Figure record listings
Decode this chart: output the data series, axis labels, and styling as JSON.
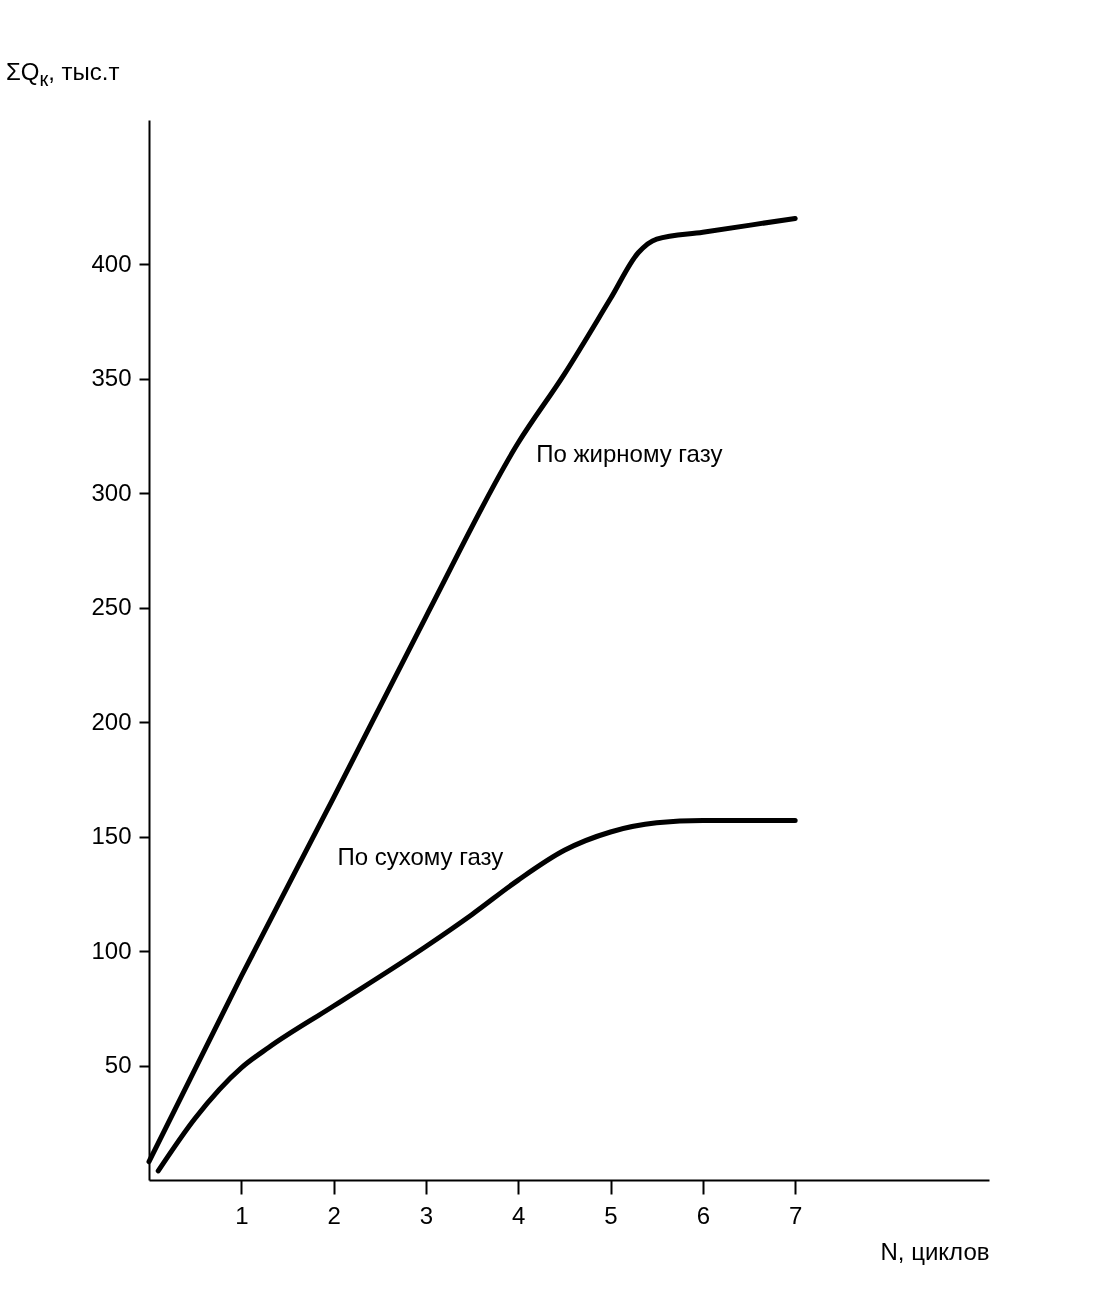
{
  "chart_data": {
    "type": "line",
    "xlabel": "N, циклов",
    "ylabel": "ΣQ$_{к}$, тыс.т",
    "xlim": [
      0,
      9.1
    ],
    "ylim": [
      0,
      463
    ],
    "xticks": [
      1,
      2,
      3,
      4,
      5,
      6,
      7
    ],
    "yticks": [
      50,
      100,
      150,
      200,
      250,
      300,
      350,
      400
    ],
    "grid": false,
    "legend": false,
    "marker": "none",
    "line_style": "solid",
    "series": [
      {
        "name": "По жирному газу",
        "color": "#000000",
        "x": [
          0,
          1,
          2,
          3,
          4,
          4.5,
          5,
          5.3,
          5.5,
          6,
          7
        ],
        "values": [
          8,
          89,
          167,
          246,
          322,
          352,
          385,
          405,
          411,
          414,
          420
        ]
      },
      {
        "name": "По сухому газу",
        "color": "#000000",
        "x": [
          0.1,
          0.5,
          1,
          1.3,
          2,
          3,
          3.5,
          4,
          4.5,
          5,
          5.5,
          6,
          7
        ],
        "values": [
          4,
          27,
          49,
          58,
          76,
          102,
          116,
          131,
          144,
          152,
          156,
          157,
          157
        ]
      }
    ]
  }
}
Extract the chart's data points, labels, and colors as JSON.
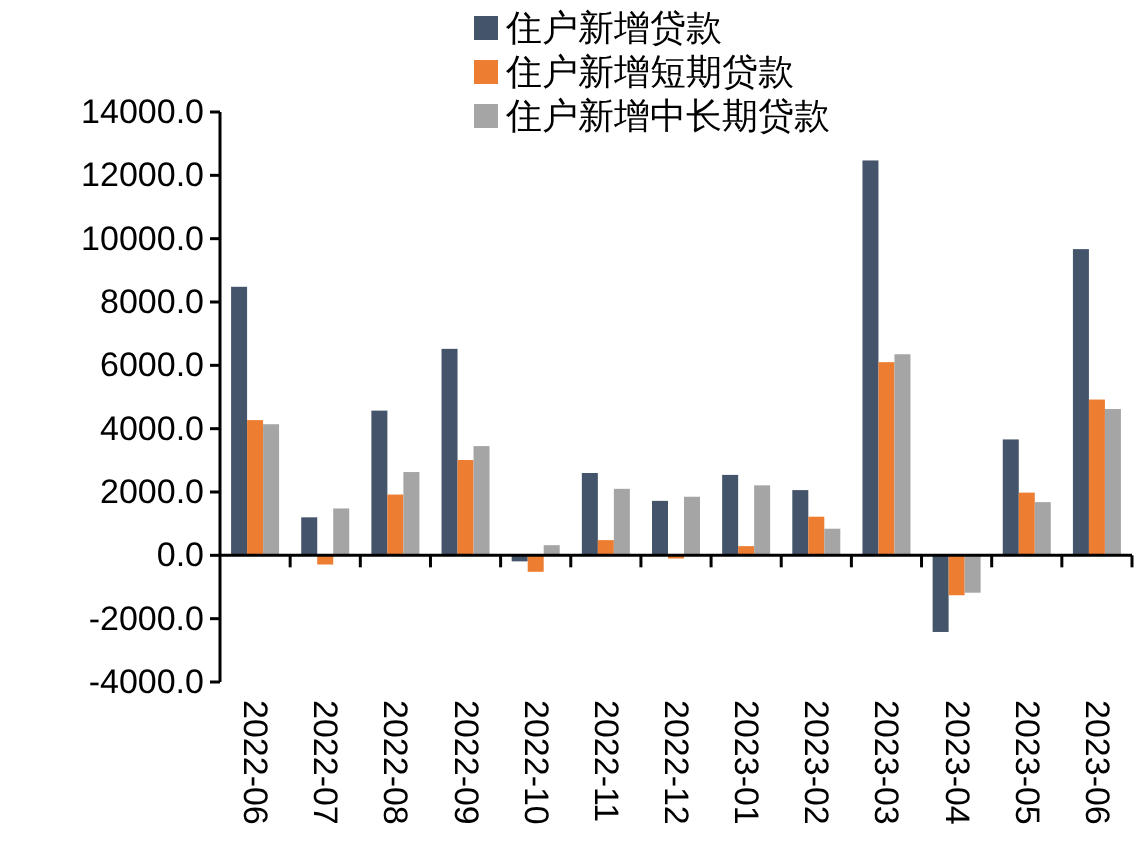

# [Your instructions]
Tally up the lines with the word "JSON" in them, and answer with that number by itself.

# [Result for this exercise]
2